### INSTRUCTIONS TO FOLLOW
Identify and pull out each line of the entries in which "JSON" occurs.

======== PROVIDED RECORDS

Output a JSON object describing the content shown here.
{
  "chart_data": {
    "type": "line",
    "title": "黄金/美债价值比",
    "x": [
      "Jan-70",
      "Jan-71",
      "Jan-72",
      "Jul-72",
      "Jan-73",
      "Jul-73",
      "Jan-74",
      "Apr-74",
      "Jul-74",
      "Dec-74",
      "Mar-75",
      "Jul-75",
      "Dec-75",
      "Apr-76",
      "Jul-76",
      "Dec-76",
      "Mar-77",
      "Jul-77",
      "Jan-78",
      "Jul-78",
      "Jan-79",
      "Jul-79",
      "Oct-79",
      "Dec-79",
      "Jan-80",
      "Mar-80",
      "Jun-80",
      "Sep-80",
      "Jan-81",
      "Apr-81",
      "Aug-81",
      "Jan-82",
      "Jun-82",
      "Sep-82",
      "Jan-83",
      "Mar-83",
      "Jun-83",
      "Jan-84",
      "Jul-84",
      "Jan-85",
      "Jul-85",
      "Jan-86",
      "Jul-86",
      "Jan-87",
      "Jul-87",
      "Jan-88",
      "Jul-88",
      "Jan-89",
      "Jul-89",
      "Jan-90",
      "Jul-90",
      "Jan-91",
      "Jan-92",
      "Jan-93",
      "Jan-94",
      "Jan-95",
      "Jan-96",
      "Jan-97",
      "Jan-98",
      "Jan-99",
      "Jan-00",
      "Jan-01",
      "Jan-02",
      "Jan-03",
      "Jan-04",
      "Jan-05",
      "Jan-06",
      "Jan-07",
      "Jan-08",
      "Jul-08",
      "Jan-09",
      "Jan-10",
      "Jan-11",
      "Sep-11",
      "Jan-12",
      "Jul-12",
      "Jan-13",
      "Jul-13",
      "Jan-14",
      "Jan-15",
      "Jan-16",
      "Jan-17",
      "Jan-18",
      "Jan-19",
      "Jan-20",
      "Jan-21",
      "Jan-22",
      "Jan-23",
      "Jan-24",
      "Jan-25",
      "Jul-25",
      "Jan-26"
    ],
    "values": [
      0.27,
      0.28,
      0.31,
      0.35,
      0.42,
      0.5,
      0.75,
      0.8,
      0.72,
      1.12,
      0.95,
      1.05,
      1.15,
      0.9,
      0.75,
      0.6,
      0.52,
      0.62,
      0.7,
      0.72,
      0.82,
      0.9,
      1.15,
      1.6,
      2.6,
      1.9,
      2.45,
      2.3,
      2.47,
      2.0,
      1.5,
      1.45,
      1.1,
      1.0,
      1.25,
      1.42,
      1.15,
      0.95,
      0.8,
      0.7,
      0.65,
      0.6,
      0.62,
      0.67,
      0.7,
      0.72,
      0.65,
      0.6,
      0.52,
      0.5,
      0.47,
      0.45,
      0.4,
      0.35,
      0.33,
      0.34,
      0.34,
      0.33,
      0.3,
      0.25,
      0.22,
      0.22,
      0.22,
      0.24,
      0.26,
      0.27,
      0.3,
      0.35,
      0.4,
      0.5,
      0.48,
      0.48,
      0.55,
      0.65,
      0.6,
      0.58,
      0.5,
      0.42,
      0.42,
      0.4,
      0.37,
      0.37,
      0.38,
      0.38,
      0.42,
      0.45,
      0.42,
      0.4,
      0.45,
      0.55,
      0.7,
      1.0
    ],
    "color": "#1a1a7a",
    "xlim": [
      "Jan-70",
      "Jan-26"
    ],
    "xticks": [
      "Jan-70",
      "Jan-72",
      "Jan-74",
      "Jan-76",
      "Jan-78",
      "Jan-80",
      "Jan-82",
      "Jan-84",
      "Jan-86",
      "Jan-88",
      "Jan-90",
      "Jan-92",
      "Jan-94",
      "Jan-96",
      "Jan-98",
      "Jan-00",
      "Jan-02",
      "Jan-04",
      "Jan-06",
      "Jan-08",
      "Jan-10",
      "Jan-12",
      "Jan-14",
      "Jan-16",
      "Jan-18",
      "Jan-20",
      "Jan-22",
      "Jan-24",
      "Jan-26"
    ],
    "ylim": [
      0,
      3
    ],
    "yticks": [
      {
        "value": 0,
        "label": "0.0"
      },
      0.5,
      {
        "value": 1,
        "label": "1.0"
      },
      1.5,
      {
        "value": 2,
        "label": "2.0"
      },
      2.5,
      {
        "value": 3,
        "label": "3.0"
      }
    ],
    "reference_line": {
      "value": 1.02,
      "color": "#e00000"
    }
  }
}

================
======== PROVIDED RECORDS

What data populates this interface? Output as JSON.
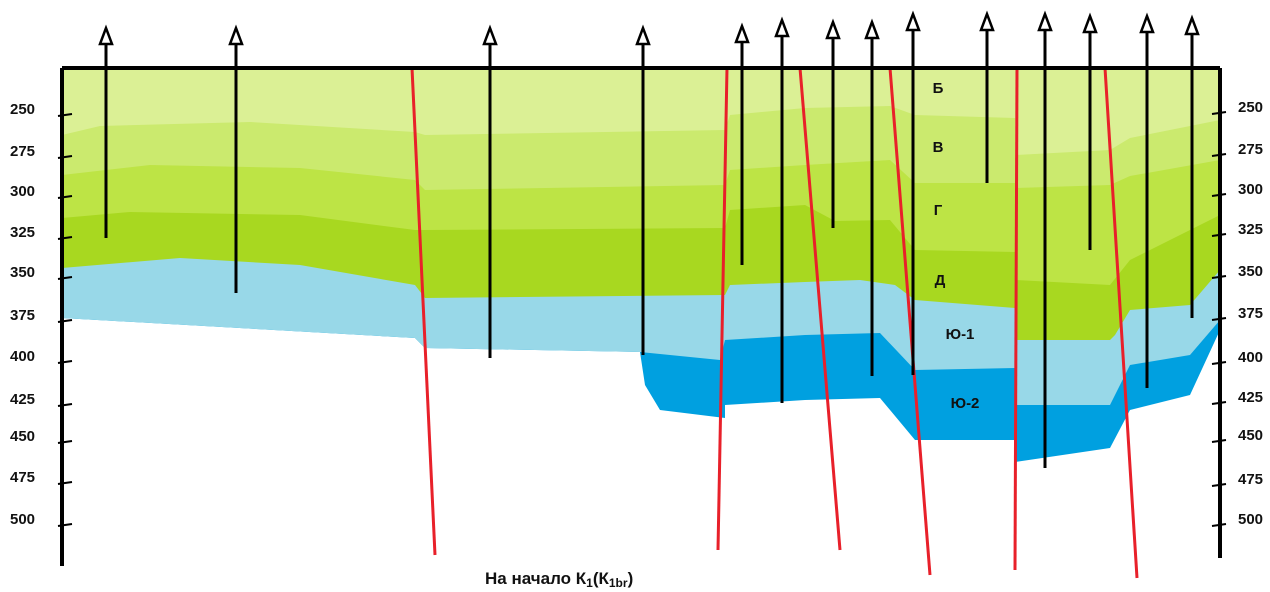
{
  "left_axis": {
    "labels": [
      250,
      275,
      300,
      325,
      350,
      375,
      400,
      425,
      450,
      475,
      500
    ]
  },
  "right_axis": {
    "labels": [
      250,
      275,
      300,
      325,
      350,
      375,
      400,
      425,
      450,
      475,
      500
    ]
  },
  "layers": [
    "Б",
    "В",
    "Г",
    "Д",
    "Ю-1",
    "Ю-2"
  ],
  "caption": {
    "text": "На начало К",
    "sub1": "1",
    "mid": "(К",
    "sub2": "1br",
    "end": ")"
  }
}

================

### RESULT OF THE TASK
Output a JSON object describing the content shown here.
What data populates this interface? Output as JSON.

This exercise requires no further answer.